**YOUR TASK:** Look through the records below and collect all lines that hold the string "this".

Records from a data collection
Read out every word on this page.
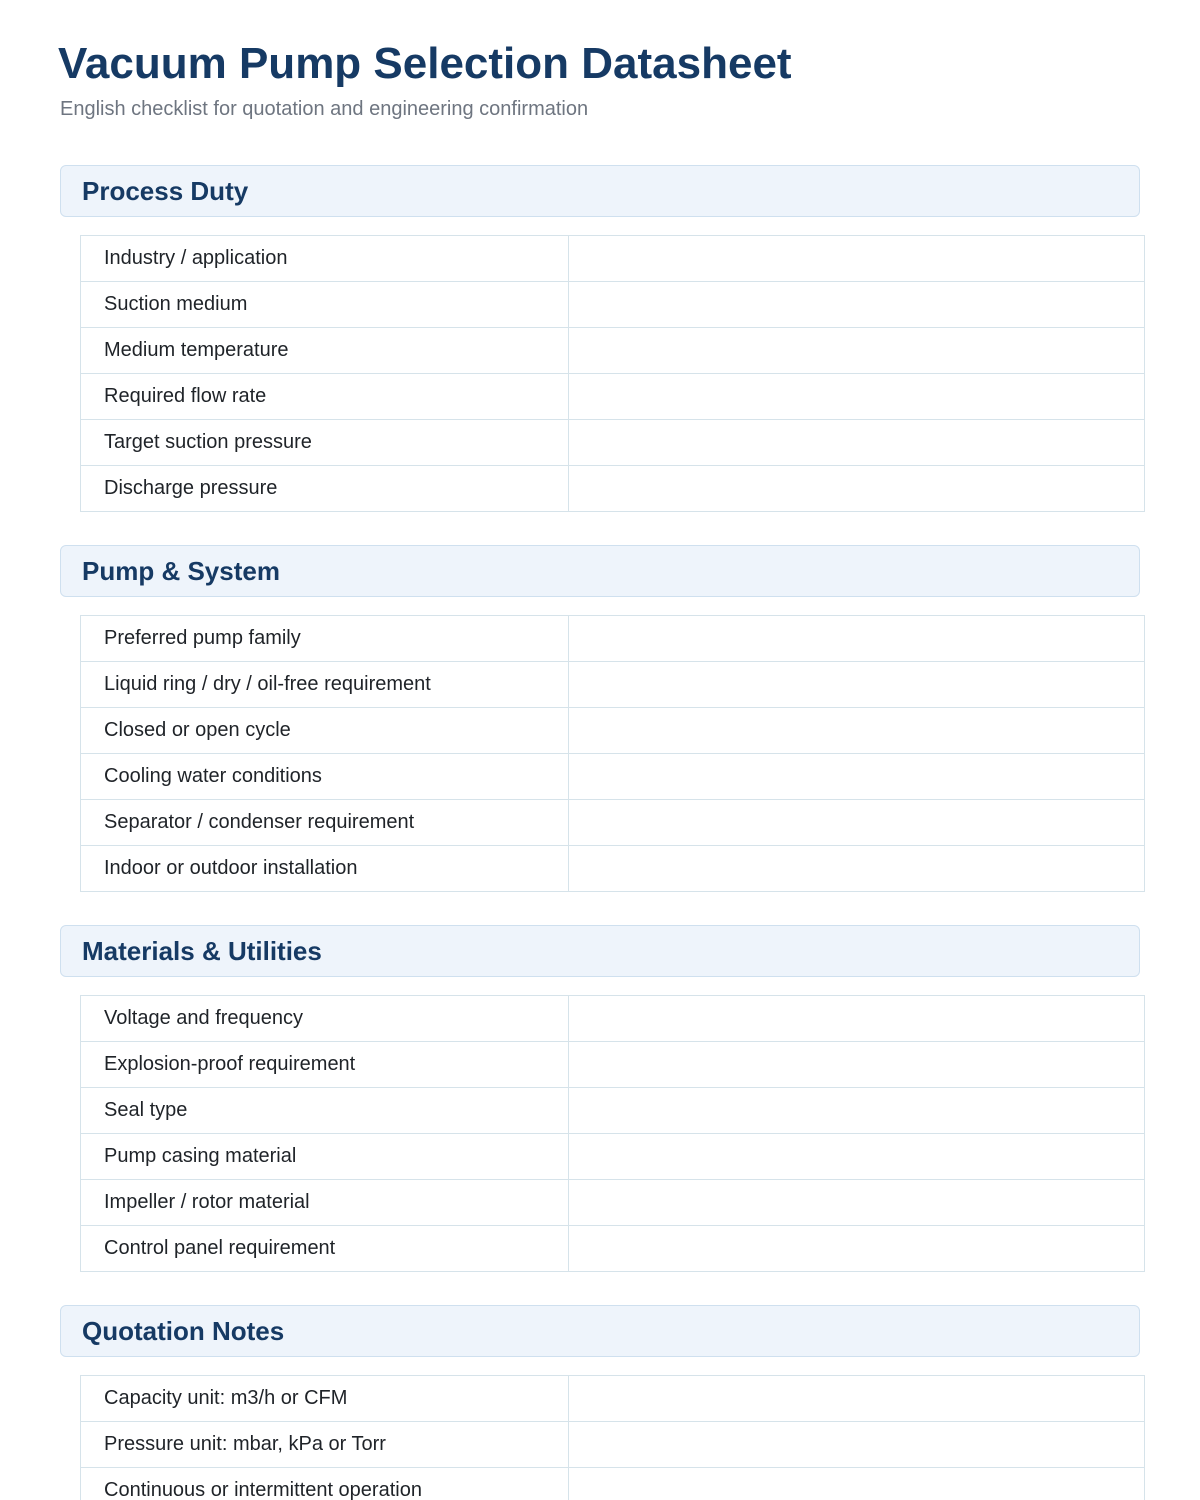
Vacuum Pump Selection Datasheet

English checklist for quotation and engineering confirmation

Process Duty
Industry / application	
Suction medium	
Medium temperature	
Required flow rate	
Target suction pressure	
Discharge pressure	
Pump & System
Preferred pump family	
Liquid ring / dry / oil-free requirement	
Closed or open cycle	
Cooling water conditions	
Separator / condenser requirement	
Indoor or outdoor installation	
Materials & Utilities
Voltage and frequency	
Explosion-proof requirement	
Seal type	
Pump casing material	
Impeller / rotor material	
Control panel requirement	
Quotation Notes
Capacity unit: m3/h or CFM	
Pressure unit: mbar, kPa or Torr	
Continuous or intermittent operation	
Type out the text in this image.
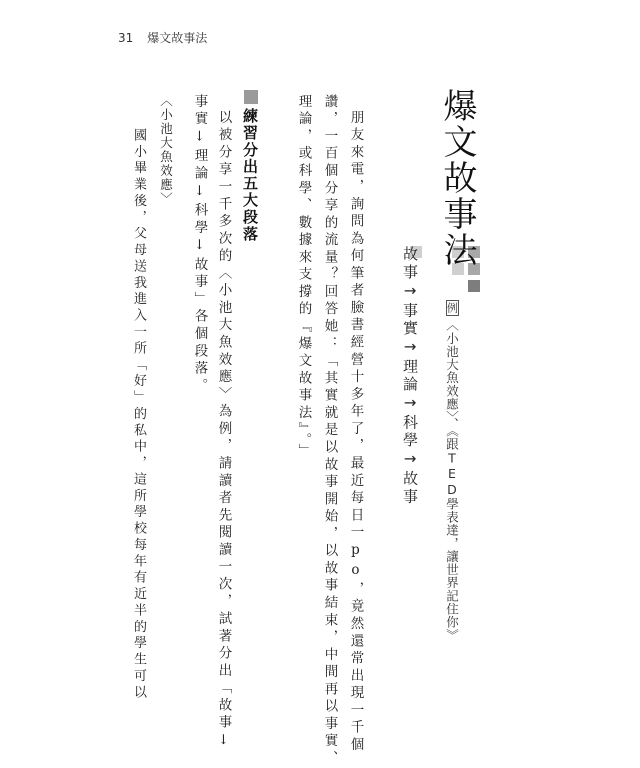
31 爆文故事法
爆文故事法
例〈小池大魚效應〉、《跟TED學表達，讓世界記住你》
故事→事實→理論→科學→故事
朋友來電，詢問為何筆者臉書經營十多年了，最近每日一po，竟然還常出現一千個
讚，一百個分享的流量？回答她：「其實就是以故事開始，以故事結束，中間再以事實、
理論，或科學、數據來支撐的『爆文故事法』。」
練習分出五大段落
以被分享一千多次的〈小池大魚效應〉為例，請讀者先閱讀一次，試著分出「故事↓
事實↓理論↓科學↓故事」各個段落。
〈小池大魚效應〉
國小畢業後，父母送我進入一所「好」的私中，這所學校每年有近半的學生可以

==

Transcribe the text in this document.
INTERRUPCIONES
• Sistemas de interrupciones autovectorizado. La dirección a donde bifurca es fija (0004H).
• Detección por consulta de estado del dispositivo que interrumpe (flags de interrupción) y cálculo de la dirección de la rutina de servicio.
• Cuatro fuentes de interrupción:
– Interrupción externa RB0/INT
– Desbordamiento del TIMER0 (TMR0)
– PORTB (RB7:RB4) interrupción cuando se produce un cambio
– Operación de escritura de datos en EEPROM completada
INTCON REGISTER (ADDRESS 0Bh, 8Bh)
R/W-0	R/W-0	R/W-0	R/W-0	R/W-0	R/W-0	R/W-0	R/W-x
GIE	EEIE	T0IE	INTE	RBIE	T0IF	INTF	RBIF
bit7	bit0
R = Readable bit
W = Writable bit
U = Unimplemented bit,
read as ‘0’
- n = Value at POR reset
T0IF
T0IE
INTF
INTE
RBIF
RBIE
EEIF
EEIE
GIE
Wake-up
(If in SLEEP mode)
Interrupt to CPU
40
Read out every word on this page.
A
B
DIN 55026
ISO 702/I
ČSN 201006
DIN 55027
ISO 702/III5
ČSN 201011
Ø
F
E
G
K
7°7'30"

**TASK SOLUTION:**
Read out every word on this page.
Type out the text in this image.
Transcribe the text in this document.
Read out every word on this page.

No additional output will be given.